====== GIVEN DATA

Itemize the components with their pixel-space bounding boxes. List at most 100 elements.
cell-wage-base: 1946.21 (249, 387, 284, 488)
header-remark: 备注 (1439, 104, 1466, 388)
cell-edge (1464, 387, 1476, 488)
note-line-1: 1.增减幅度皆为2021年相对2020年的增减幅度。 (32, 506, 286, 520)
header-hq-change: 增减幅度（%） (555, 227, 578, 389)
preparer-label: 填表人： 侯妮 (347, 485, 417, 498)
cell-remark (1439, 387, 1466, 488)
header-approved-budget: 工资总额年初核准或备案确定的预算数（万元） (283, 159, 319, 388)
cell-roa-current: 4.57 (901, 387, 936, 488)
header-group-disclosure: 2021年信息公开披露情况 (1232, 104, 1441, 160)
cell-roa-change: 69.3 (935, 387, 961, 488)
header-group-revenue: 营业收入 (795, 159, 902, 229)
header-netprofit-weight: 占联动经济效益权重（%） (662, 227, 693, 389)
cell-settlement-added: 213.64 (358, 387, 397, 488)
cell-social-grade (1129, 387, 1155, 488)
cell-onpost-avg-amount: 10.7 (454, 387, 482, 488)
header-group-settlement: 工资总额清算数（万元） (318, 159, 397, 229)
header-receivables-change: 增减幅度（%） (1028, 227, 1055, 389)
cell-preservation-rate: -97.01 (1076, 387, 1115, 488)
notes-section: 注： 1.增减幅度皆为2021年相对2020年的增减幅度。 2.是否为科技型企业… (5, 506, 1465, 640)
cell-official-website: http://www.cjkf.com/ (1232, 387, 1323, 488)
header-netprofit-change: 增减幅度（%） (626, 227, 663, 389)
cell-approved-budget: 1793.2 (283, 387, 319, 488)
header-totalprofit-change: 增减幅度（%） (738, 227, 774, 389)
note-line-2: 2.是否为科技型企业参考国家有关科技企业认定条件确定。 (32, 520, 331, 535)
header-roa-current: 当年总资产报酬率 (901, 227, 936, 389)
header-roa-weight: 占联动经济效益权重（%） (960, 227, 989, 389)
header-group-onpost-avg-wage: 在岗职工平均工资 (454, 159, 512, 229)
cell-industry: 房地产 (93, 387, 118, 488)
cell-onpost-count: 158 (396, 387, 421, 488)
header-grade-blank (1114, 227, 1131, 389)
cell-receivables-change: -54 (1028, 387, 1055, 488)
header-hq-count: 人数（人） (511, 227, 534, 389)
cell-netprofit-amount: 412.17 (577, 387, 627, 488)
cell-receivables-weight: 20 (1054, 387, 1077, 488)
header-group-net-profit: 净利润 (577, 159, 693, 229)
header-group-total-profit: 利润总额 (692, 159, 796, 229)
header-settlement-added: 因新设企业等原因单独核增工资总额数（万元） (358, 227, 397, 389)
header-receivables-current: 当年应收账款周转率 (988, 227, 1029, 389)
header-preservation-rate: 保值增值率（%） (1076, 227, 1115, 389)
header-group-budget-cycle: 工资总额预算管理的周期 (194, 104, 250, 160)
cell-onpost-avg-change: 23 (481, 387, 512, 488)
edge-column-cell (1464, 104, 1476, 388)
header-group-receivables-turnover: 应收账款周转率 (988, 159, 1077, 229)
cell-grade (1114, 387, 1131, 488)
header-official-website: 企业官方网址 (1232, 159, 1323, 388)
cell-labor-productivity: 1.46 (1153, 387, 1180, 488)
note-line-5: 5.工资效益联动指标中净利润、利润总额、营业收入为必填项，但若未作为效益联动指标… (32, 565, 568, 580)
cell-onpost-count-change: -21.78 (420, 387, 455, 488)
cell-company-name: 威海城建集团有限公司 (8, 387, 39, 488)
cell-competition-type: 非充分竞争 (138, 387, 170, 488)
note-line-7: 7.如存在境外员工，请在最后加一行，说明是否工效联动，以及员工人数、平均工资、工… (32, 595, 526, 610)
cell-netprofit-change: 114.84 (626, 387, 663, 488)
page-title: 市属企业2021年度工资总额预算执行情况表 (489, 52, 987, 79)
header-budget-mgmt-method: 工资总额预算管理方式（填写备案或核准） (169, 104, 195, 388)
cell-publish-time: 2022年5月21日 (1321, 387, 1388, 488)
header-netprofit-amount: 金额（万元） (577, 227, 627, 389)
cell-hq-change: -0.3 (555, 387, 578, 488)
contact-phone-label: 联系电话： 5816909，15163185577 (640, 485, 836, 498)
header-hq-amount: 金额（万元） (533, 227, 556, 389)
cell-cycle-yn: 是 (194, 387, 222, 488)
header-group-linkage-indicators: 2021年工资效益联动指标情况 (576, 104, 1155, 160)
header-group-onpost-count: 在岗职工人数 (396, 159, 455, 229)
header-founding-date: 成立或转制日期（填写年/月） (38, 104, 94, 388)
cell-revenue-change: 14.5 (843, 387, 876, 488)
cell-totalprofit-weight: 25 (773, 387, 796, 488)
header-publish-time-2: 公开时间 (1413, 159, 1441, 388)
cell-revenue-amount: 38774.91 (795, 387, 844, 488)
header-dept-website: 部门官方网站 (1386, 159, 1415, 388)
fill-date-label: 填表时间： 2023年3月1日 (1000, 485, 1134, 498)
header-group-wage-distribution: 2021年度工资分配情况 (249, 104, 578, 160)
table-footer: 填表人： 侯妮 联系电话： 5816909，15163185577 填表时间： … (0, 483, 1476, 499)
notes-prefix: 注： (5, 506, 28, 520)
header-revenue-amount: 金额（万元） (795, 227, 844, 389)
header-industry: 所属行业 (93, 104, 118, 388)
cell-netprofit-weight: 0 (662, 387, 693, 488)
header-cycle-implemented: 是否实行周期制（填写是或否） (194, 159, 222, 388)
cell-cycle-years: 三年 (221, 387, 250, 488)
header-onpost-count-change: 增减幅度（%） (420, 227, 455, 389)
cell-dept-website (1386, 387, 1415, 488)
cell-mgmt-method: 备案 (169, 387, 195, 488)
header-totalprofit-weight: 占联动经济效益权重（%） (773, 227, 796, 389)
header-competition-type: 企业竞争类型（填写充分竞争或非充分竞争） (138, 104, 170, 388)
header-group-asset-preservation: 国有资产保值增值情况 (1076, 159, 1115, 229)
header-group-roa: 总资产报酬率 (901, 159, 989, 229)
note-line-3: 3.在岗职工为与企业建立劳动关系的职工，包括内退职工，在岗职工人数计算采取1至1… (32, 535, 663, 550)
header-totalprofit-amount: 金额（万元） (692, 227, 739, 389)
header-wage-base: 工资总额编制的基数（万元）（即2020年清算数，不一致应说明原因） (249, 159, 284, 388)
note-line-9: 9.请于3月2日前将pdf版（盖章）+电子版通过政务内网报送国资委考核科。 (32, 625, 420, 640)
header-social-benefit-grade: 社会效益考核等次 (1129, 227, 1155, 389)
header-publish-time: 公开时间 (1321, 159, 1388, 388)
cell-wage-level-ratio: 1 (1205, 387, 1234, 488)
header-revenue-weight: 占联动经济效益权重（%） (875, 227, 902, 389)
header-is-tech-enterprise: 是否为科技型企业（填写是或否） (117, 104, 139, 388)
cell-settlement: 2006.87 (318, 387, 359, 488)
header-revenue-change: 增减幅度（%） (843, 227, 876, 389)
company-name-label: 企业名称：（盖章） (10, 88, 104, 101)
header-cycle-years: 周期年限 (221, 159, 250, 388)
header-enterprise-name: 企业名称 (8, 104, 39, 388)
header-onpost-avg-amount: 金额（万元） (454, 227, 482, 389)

============

# EXERCISE:
Convert every line of the material above into a JSON list of strings, one string per line, leaving out blank lines.

# SOLUTION:
[
  "Itemize the components with their pixel-space bounding boxes. List at most 100 elements.",
  "cell-wage-base: 1946.21 (249, 387, 284, 488)",
  "header-remark: 备注 (1439, 104, 1466, 388)",
  "cell-edge (1464, 387, 1476, 488)",
  "note-line-1: 1.增减幅度皆为2021年相对2020年的增减幅度。 (32, 506, 286, 520)",
  "header-hq-change: 增减幅度（%） (555, 227, 578, 389)",
  "preparer-label: 填表人： 侯妮 (347, 485, 417, 498)",
  "cell-remark (1439, 387, 1466, 488)",
  "header-approved-budget: 工资总额年初核准或备案确定的预算数（万元） (283, 159, 319, 388)",
  "cell-roa-current: 4.57 (901, 387, 936, 488)",
  "header-group-disclosure: 2021年信息公开披露情况 (1232, 104, 1441, 160)",
  "cell-roa-change: 69.3 (935, 387, 961, 488)",
  "header-group-revenue: 营业收入 (795, 159, 902, 229)",
  "header-netprofit-weight: 占联动经济效益权重（%） (662, 227, 693, 389)",
  "cell-settlement-added: 213.64 (358, 387, 397, 488)",
  "cell-social-grade (1129, 387, 1155, 488)",
  "cell-onpost-avg-amount: 10.7 (454, 387, 482, 488)",
  "header-group-settlement: 工资总额清算数（万元） (318, 159, 397, 229)",
  "header-receivables-change: 增减幅度（%） (1028, 227, 1055, 389)",
  "cell-preservation-rate: -97.01 (1076, 387, 1115, 488)",
  "notes-section: 注： 1.增减幅度皆为2021年相对2020年的增减幅度。 2.是否为科技型企业… (5, 506, 1465, 640)",
  "cell-official-website: http://www.cjkf.com/ (1232, 387, 1323, 488)",
  "header-netprofit-change: 增减幅度（%） (626, 227, 663, 389)",
  "cell-approved-budget: 1793.2 (283, 387, 319, 488)",
  "header-totalprofit-change: 增减幅度（%） (738, 227, 774, 389)",
  "note-line-2: 2.是否为科技型企业参考国家有关科技企业认定条件确定。 (32, 520, 331, 535)",
  "header-roa-current: 当年总资产报酬率 (901, 227, 936, 389)",
  "header-roa-weight: 占联动经济效益权重（%） (960, 227, 989, 389)",
  "header-group-onpost-avg-wage: 在岗职工平均工资 (454, 159, 512, 229)",
  "cell-industry: 房地产 (93, 387, 118, 488)",
  "cell-onpost-count: 158 (396, 387, 421, 488)",
  "header-grade-blank (1114, 227, 1131, 389)",
  "cell-receivables-change: -54 (1028, 387, 1055, 488)",
  "header-hq-count: 人数（人） (511, 227, 534, 389)",
  "cell-netprofit-amount: 412.17 (577, 387, 627, 488)",
  "cell-receivables-weight: 20 (1054, 387, 1077, 488)",
  "header-group-net-profit: 净利润 (577, 159, 693, 229)",
  "header-group-total-profit: 利润总额 (692, 159, 796, 229)",
  "header-settlement-added: 因新设企业等原因单独核增工资总额数（万元） (358, 227, 397, 389)",
  "header-receivables-current: 当年应收账款周转率 (988, 227, 1029, 389)",
  "header-preservation-rate: 保值增值率（%） (1076, 227, 1115, 389)",
  "header-group-budget-cycle: 工资总额预算管理的周期 (194, 104, 250, 160)",
  "cell-onpost-avg-change: 23 (481, 387, 512, 488)",
  "edge-column-cell (1464, 104, 1476, 388)",
  "header-group-receivables-turnover: 应收账款周转率 (988, 159, 1077, 229)",
  "cell-grade (1114, 387, 1131, 488)",
  "header-official-website: 企业官方网址 (1232, 159, 1323, 388)",
  "cell-labor-productivity: 1.46 (1153, 387, 1180, 488)",
  "note-line-5: 5.工资效益联动指标中净利润、利润总额、营业收入为必填项，但若未作为效益联动指标… (32, 565, 568, 580)",
  "cell-onpost-count-change: -21.78 (420, 387, 455, 488)",
  "cell-company-name: 威海城建集团有限公司 (8, 387, 39, 488)",
  "cell-competition-type: 非充分竞争 (138, 387, 170, 488)",
  "note-line-7: 7.如存在境外员工，请在最后加一行，说明是否工效联动，以及员工人数、平均工资、工… (32, 595, 526, 610)",
  "cell-netprofit-change: 114.84 (626, 387, 663, 488)",
  "page-title: 市属企业2021年度工资总额预算执行情况表 (489, 52, 987, 79)",
  "header-budget-mgmt-method: 工资总额预算管理方式（填写备案或核准） (169, 104, 195, 388)",
  "cell-publish-time: 2022年5月21日 (1321, 387, 1388, 488)",
  "header-netprofit-amount: 金额（万元） (577, 227, 627, 389)",
  "cell-hq-change: -0.3 (555, 387, 578, 488)",
  "contact-phone-label: 联系电话： 5816909，15163185577 (640, 485, 836, 498)",
  "header-hq-amount: 金额（万元） (533, 227, 556, 389)",
  "cell-cycle-yn: 是 (194, 387, 222, 488)",
  "header-group-linkage-indicators: 2021年工资效益联动指标情况 (576, 104, 1155, 160)",
  "header-group-onpost-count: 在岗职工人数 (396, 159, 455, 229)",
  "header-founding-date: 成立或转制日期（填写年/月） (38, 104, 94, 388)",
  "cell-revenue-change: 14.5 (843, 387, 876, 488)",
  "cell-totalprofit-weight: 25 (773, 387, 796, 488)",
  "header-publish-time-2: 公开时间 (1413, 159, 1441, 388)",
  "cell-revenue-amount: 38774.91 (795, 387, 844, 488)",
  "header-dept-website: 部门官方网站 (1386, 159, 1415, 388)",
  "fill-date-label: 填表时间： 2023年3月1日 (1000, 485, 1134, 498)",
  "header-group-wage-distribution: 2021年度工资分配情况 (249, 104, 578, 160)",
  "table-footer: 填表人： 侯妮 联系电话： 5816909，15163185577 填表时间： … (0, 483, 1476, 499)",
  "notes-prefix: 注： (5, 506, 28, 520)",
  "header-revenue-amount: 金额（万元） (795, 227, 844, 389)",
  "header-industry: 所属行业 (93, 104, 118, 388)",
  "cell-netprofit-weight: 0 (662, 387, 693, 488)",
  "header-cycle-implemented: 是否实行周期制（填写是或否） (194, 159, 222, 388)",
  "cell-cycle-years: 三年 (221, 387, 250, 488)",
  "header-onpost-count-change: 增减幅度（%） (420, 227, 455, 389)",
  "cell-dept-website (1386, 387, 1415, 488)",
  "cell-mgmt-method: 备案 (169, 387, 195, 488)",
  "header-totalprofit-weight: 占联动经济效益权重（%） (773, 227, 796, 389)",
  "header-competition-type: 企业竞争类型（填写充分竞争或非充分竞争） (138, 104, 170, 388)",
  "header-group-asset-preservation: 国有资产保值增值情况 (1076, 159, 1115, 229)",
  "header-group-roa: 总资产报酬率 (901, 159, 989, 229)",
  "note-line-3: 3.在岗职工为与企业建立劳动关系的职工，包括内退职工，在岗职工人数计算采取1至1… (32, 535, 663, 550)",
  "header-totalprofit-amount: 金额（万元） (692, 227, 739, 389)",
  "header-wage-base: 工资总额编制的基数（万元）（即2020年清算数，不一致应说明原因） (249, 159, 284, 388)",
  "note-line-9: 9.请于3月2日前将pdf版（盖章）+电子版通过政务内网报送国资委考核科。 (32, 625, 420, 640)",
  "header-social-benefit-grade: 社会效益考核等次 (1129, 227, 1155, 389)",
  "header-publish-time: 公开时间 (1321, 159, 1388, 388)",
  "cell-wage-level-ratio: 1 (1205, 387, 1234, 488)",
  "header-revenue-weight: 占联动经济效益权重（%） (875, 227, 902, 389)",
  "header-is-tech-enterprise: 是否为科技型企业（填写是或否） (117, 104, 139, 388)",
  "cell-settlement: 2006.87 (318, 387, 359, 488)",
  "header-revenue-change: 增减幅度（%） (843, 227, 876, 389)",
  "company-name-label: 企业名称：（盖章） (10, 88, 104, 101)",
  "header-cycle-years: 周期年限 (221, 159, 250, 388)",
  "header-enterprise-name: 企业名称 (8, 104, 39, 388)",
  "header-onpost-avg-amount: 金额（万元） (454, 227, 482, 389)"
]